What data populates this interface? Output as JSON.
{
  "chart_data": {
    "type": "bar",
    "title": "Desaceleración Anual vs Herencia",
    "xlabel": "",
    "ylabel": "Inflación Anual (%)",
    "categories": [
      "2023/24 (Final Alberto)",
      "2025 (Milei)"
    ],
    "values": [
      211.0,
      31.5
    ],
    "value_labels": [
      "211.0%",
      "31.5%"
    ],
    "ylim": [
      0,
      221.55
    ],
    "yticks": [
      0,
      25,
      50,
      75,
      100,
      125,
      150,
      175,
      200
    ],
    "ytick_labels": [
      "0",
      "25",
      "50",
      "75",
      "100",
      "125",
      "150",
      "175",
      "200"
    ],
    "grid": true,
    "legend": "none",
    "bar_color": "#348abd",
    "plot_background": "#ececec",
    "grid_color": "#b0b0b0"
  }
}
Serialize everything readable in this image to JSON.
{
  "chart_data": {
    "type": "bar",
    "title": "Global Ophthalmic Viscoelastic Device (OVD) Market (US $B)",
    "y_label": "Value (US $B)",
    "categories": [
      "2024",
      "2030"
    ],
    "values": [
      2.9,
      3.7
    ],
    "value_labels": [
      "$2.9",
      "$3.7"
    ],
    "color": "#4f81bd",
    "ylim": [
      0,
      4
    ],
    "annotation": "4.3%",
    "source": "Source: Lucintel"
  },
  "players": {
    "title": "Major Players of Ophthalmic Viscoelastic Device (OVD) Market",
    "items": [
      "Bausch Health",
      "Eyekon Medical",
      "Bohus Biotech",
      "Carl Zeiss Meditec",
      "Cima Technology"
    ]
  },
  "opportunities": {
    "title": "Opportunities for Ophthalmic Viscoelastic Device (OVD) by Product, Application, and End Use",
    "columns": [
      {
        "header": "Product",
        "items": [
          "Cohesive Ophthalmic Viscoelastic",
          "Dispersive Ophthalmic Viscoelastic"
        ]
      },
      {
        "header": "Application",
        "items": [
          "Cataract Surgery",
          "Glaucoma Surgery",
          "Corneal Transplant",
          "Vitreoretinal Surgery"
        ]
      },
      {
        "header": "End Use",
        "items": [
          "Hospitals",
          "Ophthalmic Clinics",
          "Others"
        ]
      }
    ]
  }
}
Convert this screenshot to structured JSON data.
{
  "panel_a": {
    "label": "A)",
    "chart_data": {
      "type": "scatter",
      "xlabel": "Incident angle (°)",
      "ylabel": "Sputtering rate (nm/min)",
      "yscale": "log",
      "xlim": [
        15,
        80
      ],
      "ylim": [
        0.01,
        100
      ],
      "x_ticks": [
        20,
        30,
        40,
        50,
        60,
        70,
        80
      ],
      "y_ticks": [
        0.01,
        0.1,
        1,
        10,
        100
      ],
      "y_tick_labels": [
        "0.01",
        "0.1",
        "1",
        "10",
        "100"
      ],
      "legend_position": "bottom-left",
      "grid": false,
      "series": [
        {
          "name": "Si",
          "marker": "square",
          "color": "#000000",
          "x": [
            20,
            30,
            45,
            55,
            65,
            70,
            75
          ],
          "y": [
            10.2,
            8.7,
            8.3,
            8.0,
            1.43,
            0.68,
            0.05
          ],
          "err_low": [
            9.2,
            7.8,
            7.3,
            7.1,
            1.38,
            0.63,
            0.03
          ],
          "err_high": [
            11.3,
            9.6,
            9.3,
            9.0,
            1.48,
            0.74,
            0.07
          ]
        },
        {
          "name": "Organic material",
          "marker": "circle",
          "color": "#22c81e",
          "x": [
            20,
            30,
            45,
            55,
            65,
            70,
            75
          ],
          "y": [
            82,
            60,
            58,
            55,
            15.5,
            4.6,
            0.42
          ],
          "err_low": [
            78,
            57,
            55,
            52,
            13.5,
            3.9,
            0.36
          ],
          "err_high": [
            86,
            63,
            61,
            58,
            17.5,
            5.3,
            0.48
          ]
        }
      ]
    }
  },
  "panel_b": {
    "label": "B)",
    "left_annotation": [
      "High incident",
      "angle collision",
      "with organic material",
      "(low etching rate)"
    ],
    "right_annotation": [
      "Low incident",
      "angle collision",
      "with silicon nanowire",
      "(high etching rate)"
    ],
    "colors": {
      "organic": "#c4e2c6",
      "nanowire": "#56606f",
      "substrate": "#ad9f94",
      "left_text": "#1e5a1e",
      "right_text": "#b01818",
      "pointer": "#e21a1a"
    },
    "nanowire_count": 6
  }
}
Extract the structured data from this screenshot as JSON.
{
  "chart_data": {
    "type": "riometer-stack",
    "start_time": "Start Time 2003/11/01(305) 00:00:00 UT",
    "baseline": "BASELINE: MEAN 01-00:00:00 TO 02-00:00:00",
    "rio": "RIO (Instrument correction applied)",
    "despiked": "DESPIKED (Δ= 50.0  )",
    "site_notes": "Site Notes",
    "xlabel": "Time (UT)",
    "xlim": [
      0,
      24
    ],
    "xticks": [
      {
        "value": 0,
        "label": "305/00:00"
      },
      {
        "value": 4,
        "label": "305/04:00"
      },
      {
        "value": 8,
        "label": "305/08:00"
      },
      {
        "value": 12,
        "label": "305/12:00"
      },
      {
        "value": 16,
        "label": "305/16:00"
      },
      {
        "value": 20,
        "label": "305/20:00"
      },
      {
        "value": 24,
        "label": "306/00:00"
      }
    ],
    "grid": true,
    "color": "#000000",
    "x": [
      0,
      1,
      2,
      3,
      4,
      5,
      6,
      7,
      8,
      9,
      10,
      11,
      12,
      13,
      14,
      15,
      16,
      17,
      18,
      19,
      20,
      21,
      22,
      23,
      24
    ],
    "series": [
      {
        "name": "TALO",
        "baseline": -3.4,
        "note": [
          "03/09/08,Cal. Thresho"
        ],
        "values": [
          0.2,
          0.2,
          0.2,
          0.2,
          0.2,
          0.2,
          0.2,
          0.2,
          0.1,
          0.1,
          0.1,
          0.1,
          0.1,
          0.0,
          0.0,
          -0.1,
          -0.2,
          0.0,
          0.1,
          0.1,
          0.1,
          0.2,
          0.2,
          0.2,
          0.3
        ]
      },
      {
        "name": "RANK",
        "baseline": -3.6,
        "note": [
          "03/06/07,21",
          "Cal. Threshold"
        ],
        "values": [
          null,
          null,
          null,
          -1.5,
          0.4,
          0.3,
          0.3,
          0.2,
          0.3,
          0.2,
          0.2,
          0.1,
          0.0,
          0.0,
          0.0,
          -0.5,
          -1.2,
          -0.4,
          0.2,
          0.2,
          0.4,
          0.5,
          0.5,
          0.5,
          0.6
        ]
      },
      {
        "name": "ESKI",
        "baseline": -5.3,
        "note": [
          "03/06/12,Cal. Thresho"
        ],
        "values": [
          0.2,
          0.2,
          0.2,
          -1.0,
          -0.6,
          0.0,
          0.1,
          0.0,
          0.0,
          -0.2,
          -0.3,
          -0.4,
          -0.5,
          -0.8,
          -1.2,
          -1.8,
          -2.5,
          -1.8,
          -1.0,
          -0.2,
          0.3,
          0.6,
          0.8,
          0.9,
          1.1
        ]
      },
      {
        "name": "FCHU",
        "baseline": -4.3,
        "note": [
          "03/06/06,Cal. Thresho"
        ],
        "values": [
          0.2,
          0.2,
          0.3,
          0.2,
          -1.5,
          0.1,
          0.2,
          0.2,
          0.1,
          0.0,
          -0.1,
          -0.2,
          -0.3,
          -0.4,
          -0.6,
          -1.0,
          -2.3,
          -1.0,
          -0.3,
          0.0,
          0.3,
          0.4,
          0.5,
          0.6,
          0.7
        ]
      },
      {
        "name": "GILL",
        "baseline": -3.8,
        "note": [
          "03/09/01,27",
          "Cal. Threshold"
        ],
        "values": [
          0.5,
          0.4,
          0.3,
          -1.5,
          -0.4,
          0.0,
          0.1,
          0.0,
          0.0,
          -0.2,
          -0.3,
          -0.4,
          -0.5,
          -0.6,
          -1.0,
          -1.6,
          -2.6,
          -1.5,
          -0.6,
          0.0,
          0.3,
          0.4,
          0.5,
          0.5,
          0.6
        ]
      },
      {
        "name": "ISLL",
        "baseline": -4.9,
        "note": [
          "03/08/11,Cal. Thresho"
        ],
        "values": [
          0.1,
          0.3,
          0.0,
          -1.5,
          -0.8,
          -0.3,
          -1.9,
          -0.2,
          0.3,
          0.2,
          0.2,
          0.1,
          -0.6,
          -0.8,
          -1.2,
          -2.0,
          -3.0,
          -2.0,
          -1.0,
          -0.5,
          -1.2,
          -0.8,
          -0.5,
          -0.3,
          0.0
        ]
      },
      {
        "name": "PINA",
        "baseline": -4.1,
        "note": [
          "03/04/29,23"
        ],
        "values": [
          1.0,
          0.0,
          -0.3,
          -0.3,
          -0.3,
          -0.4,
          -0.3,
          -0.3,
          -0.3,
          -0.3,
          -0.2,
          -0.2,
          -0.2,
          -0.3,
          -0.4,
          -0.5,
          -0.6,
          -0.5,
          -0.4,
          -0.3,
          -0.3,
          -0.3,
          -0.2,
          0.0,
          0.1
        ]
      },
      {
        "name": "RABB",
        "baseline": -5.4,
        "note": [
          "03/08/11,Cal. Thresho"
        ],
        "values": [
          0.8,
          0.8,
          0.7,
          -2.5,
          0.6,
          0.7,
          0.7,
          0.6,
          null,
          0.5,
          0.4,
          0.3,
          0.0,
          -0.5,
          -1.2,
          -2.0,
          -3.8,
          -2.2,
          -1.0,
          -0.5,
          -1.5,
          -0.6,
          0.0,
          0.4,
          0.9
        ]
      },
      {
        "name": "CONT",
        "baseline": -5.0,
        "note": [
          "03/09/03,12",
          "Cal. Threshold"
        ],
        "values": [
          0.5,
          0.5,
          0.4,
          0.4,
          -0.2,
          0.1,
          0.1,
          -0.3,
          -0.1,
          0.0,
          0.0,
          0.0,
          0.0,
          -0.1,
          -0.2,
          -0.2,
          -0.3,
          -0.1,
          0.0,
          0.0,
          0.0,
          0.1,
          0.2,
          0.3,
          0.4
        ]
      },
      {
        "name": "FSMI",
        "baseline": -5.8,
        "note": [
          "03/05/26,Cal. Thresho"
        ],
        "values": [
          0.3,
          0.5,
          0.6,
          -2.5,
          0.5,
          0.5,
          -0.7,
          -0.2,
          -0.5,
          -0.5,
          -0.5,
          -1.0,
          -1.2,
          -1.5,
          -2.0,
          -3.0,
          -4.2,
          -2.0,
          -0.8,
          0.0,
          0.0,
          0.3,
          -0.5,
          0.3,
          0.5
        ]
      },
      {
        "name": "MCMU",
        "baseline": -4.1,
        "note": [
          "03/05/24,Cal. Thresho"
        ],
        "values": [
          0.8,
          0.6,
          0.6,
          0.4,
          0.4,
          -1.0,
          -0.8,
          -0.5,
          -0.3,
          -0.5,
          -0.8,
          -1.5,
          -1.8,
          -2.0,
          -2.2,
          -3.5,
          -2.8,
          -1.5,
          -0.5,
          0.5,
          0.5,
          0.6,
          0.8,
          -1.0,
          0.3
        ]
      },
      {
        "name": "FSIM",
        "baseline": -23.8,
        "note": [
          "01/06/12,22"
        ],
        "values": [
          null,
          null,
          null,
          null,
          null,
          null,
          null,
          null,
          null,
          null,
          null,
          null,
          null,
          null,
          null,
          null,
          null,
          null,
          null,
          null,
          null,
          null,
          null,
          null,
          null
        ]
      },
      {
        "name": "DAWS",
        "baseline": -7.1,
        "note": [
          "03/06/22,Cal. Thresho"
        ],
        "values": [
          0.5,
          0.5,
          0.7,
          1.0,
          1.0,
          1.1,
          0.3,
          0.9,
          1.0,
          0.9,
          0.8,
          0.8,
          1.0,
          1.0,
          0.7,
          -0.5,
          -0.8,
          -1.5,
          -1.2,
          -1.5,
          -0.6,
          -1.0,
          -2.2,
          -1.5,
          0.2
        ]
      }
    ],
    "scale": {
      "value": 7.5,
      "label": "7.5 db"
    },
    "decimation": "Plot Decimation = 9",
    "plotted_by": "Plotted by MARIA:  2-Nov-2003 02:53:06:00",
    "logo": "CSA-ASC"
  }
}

○ ○ ○ ○ ○

#### GIVEN PROBLEM
Identify the lines in the entries above that contain "Viscoelastic", then copy them out.

#### ANSWER TO THIS TASK
    "title": "Global Ophthalmic Viscoelastic Device (OVD) Market (US $B)",
    "title": "Major Players of Ophthalmic Viscoelastic Device (OVD) Market",
    "title": "Opportunities for Ophthalmic Viscoelastic Device (OVD) by Product, Application, and End Use",
          "Cohesive Ophthalmic Viscoelastic",
          "Dispersive Ophthalmic Viscoelastic"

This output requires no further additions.